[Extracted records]

------------------------------------------------------------------------

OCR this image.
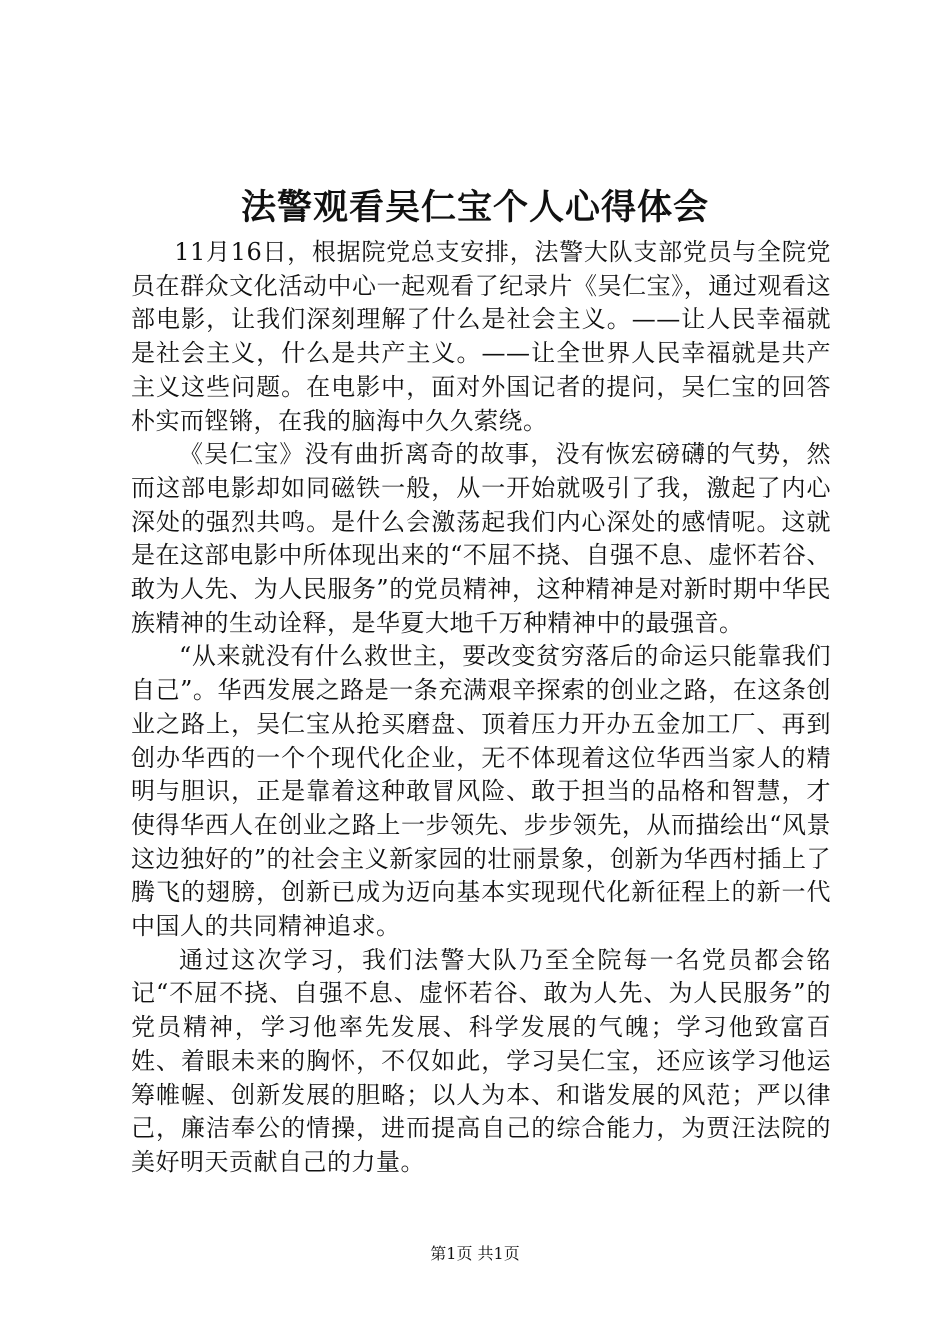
法警观看吴仁宝个人心得体会

11月16日，根据院党总支安排，法警大队支部党员与全院党员在群众文化活动中心一起观看了纪录片《吴仁宝》，通过观看这部电影，让我们深刻理解了什么是社会主义。——让人民幸福就是社会主义，什么是共产主义。——让全世界人民幸福就是共产主义这些问题。在电影中，面对外国记者的提问，吴仁宝的回答朴实而铿锵，在我的脑海中久久萦绕。

《吴仁宝》没有曲折离奇的故事，没有恢宏磅礴的气势，然而这部电影却如同磁铁一般，从一开始就吸引了我，激起了内心深处的强烈共鸣。是什么会激荡起我们内心深处的感情呢。这就是在这部电影中所体现出来的“不屈不挠、自强不息、虚怀若谷、敢为人先、为人民服务”的党员精神，这种精神是对新时期中华民族精神的生动诠释，是华夏大地千万种精神中的最强音。

“从来就没有什么救世主，要改变贫穷落后的命运只能靠我们自己”。华西发展之路是一条充满艰辛探索的创业之路，在这条创业之路上，吴仁宝从抢买磨盘、顶着压力开办五金加工厂、再到创办华西的一个个现代化企业，无不体现着这位华西当家人的精明与胆识，正是靠着这种敢冒风险、敢于担当的品格和智慧，才使得华西人在创业之路上一步领先、步步领先，从而描绘出“风景这边独好的”的社会主义新家园的壮丽景象，创新为华西村插上了腾飞的翅膀，创新已成为迈向基本实现现代化新征程上的新一代中国人的共同精神追求。

通过这次学习，我们法警大队乃至全院每一名党员都会铭记“不屈不挠、自强不息、虚怀若谷、敢为人先、为人民服务”的党员精神，学习他率先发展、科学发展的气魄；学习他致富百姓、着眼未来的胸怀，不仅如此，学习吴仁宝，还应该学习他运筹帷幄、创新发展的胆略；以人为本、和谐发展的风范；严以律己，廉洁奉公的情操，进而提高自己的综合能力，为贾汪法院的美好明天贡献自己的力量。

第1页 共1页
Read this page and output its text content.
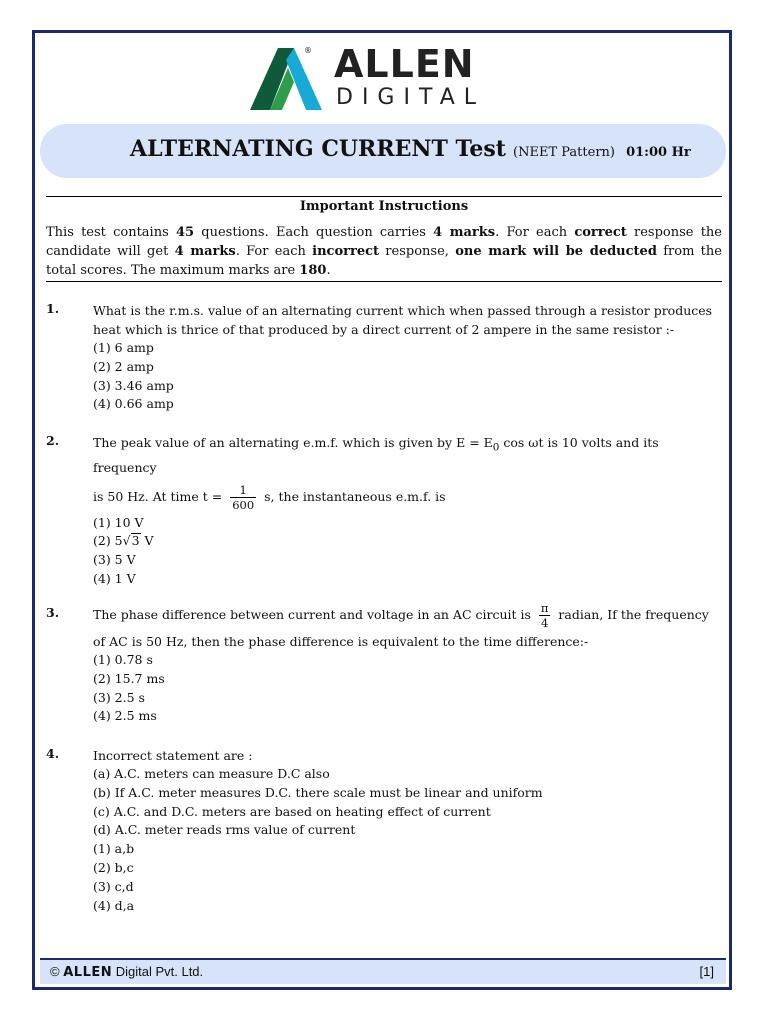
® ALLEN
DIGITAL
ALTERNATING CURRENT Test (NEET Pattern) 01:00 Hr
Important Instructions
This test contains 45 questions. Each question carries 4 marks. For each correct response the candidate will get 4 marks. For each incorrect response, one mark will be deducted from the total scores. The maximum marks are 180.
1.	What is the r.m.s. value of an alternating current which when passed through a resistor produces heat which is thrice of that produced by a direct current of 2 ampere in the same resistor :-
(1) 6 amp
(2) 2 amp
(3) 3.46 amp
(4) 0.66 amp
2.	The peak value of an alternating e.m.f. which is given by $E = E_0$ cos ωt is 10 volts and its frequency
is 50 Hz. At time $t = \frac{1}{600} s$, the instantaneous e.m.f. is
(1) 10 V
(2) 5√3 V
(3) 5 V
(4) 1 V
3.	The phase difference between current and voltage in an AC circuit is $\frac{\pi}{4}$ radian, If the frequency
of AC is 50 Hz, then the phase difference is equivalent to the time difference:-
(1) 0.78 s
(2) 15.7 ms
(3) 2.5 s
(4) 2.5 ms
4.	Incorrect statement are :
(a) A.C. meters can measure D.C also
(b) If A.C. meter measures D.C. there scale must be linear and uniform
(c) A.C. and D.C. meters are based on heating effect of current
(d) A.C. meter reads rms value of current
(1) a,b
(2) b,c
(3) c,d
(4) d,a
© ALLEN Digital Pvt. Ltd.	[1]
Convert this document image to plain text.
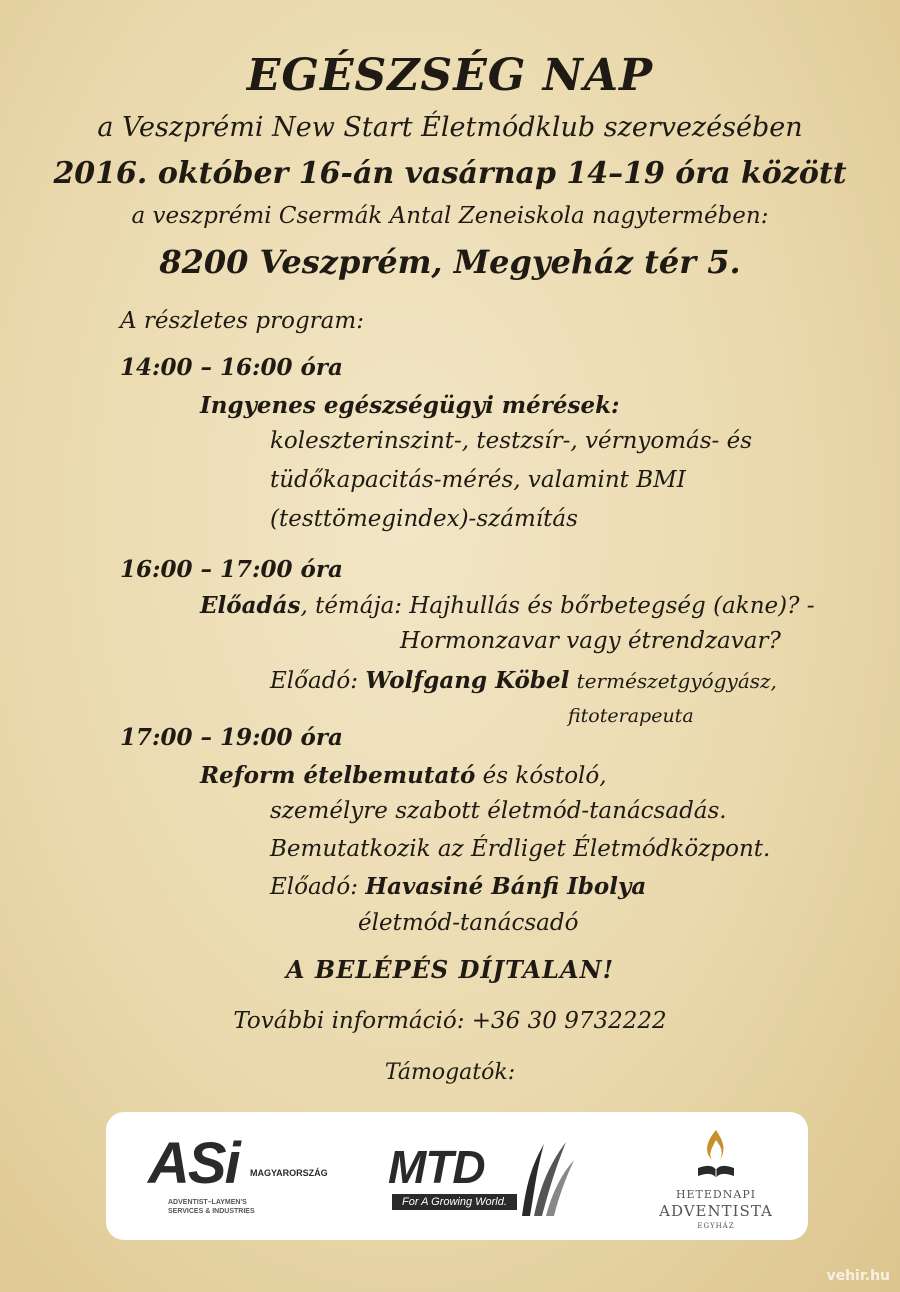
EGÉSZSÉG NAP
a Veszprémi New Start Életmódklub szervezésében
2016. október 16-án vasárnap 14–19 óra között
a veszprémi Csermák Antal Zeneiskola nagytermében:
8200 Veszprém, Megyeház tér 5.
A részletes program:
14:00 – 16:00 óra
Ingyenes egészségügyi mérések:
koleszterinszint-, testzsír-, vérnyomás- és
tüdőkapacitás-mérés, valamint BMI
(testtömegindex)-számítás
16:00 – 17:00 óra
Előadás, témája: Hajhullás és bőrbetegség (akne)? -
Hormonzavar vagy étrendzavar?
Előadó: Wolfgang Köbel természetgyógyász,
fitoterapeuta
17:00 – 19:00 óra
Reform ételbemutató és kóstoló,
személyre szabott életmód-tanácsadás.
Bemutatkozik az Érdliget Életmódközpont.
Előadó: Havasiné Bánfi Ibolya
életmód-tanácsadó
A BELÉPÉS DÍJTALAN!
További információ: +36 30 9732222
Támogatók:
ASi MAGYARORSZÁG
ADVENTIST–LAYMEN'S
SERVICES & INDUSTRIES
MTD
For A Growing World.
HETEDNAPI
ADVENTISTA
EGYHÁZ
vehir.hu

------------------------------------------------------------------------

• _Instruction_: Make a verbatim copy of all the entries and strip out the pictures.

• _Exercise output_:
OCR this image.
法警观看吴仁宝个人心得体会

11月16日，根据院党总支安排，法警大队支部党员与全院党员在群众文化活动中心一起观看了纪录片《吴仁宝》，通过观看这部电影，让我们深刻理解了什么是社会主义。——让人民幸福就是社会主义，什么是共产主义。——让全世界人民幸福就是共产主义这些问题。在电影中，面对外国记者的提问，吴仁宝的回答朴实而铿锵，在我的脑海中久久萦绕。

《吴仁宝》没有曲折离奇的故事，没有恢宏磅礴的气势，然而这部电影却如同磁铁一般，从一开始就吸引了我，激起了内心深处的强烈共鸣。是什么会激荡起我们内心深处的感情呢。这就是在这部电影中所体现出来的“不屈不挠、自强不息、虚怀若谷、敢为人先、为人民服务”的党员精神，这种精神是对新时期中华民族精神的生动诠释，是华夏大地千万种精神中的最强音。

“从来就没有什么救世主，要改变贫穷落后的命运只能靠我们自己”。华西发展之路是一条充满艰辛探索的创业之路，在这条创业之路上，吴仁宝从抢买磨盘、顶着压力开办五金加工厂、再到创办华西的一个个现代化企业，无不体现着这位华西当家人的精明与胆识，正是靠着这种敢冒风险、敢于担当的品格和智慧，才使得华西人在创业之路上一步领先、步步领先，从而描绘出“风景这边独好的”的社会主义新家园的壮丽景象，创新为华西村插上了腾飞的翅膀，创新已成为迈向基本实现现代化新征程上的新一代中国人的共同精神追求。

通过这次学习，我们法警大队乃至全院每一名党员都会铭记“不屈不挠、自强不息、虚怀若谷、敢为人先、为人民服务”的党员精神，学习他率先发展、科学发展的气魄；学习他致富百姓、着眼未来的胸怀，不仅如此，学习吴仁宝，还应该学习他运筹帷幄、创新发展的胆略；以人为本、和谐发展的风范；严以律己，廉洁奉公的情操，进而提高自己的综合能力，为贾汪法院的美好明天贡献自己的力量。

第1页 共1页
Read this page and output its text content.
® ALLEN
DIGITAL
ALTERNATING CURRENT Test (NEET Pattern) 01:00 Hr
Important Instructions
This test contains 45 questions. Each question carries 4 marks. For each correct response the candidate will get 4 marks. For each incorrect response, one mark will be deducted from the total scores. The maximum marks are 180.
1.	What is the r.m.s. value of an alternating current which when passed through a resistor produces heat which is thrice of that produced by a direct current of 2 ampere in the same resistor :-
(1) 6 amp
(2) 2 amp
(3) 3.46 amp
(4) 0.66 amp
2.	The peak value of an alternating e.m.f. which is given by $E = E_0$ cos ωt is 10 volts and its frequency
is 50 Hz. At time $t = \frac{1}{600} s$, the instantaneous e.m.f. is
(1) 10 V
(2) 5√3 V
(3) 5 V
(4) 1 V
3.	The phase difference between current and voltage in an AC circuit is $\frac{\pi}{4}$ radian, If the frequency
of AC is 50 Hz, then the phase difference is equivalent to the time difference:-
(1) 0.78 s
(2) 15.7 ms
(3) 2.5 s
(4) 2.5 ms
4.	Incorrect statement are :
(a) A.C. meters can measure D.C also
(b) If A.C. meter measures D.C. there scale must be linear and uniform
(c) A.C. and D.C. meters are based on heating effect of current
(d) A.C. meter reads rms value of current
(1) a,b
(2) b,c
(3) c,d
(4) d,a
© ALLEN Digital Pvt. Ltd.	[1]
Convert this document image to plain text.
EGÉSZSÉG NAP
a Veszprémi New Start Életmódklub szervezésében
2016. október 16-án vasárnap 14–19 óra között
a veszprémi Csermák Antal Zeneiskola nagytermében:
8200 Veszprém, Megyeház tér 5.
A részletes program:
14:00 – 16:00 óra
Ingyenes egészségügyi mérések:
koleszterinszint-, testzsír-, vérnyomás- és
tüdőkapacitás-mérés, valamint BMI
(testtömegindex)-számítás
16:00 – 17:00 óra
Előadás, témája: Hajhullás és bőrbetegség (akne)? -
Hormonzavar vagy étrendzavar?
Előadó: Wolfgang Köbel természetgyógyász,
fitoterapeuta
17:00 – 19:00 óra
Reform ételbemutató és kóstoló,
személyre szabott életmód-tanácsadás.
Bemutatkozik az Érdliget Életmódközpont.
Előadó: Havasiné Bánfi Ibolya
életmód-tanácsadó
A BELÉPÉS DÍJTALAN!
További információ: +36 30 9732222
Támogatók:
ASi MAGYARORSZÁG
ADVENTIST–LAYMEN'S
SERVICES & INDUSTRIES
MTD
For A Growing World.
HETEDNAPI
ADVENTISTA
EGYHÁZ
vehir.hu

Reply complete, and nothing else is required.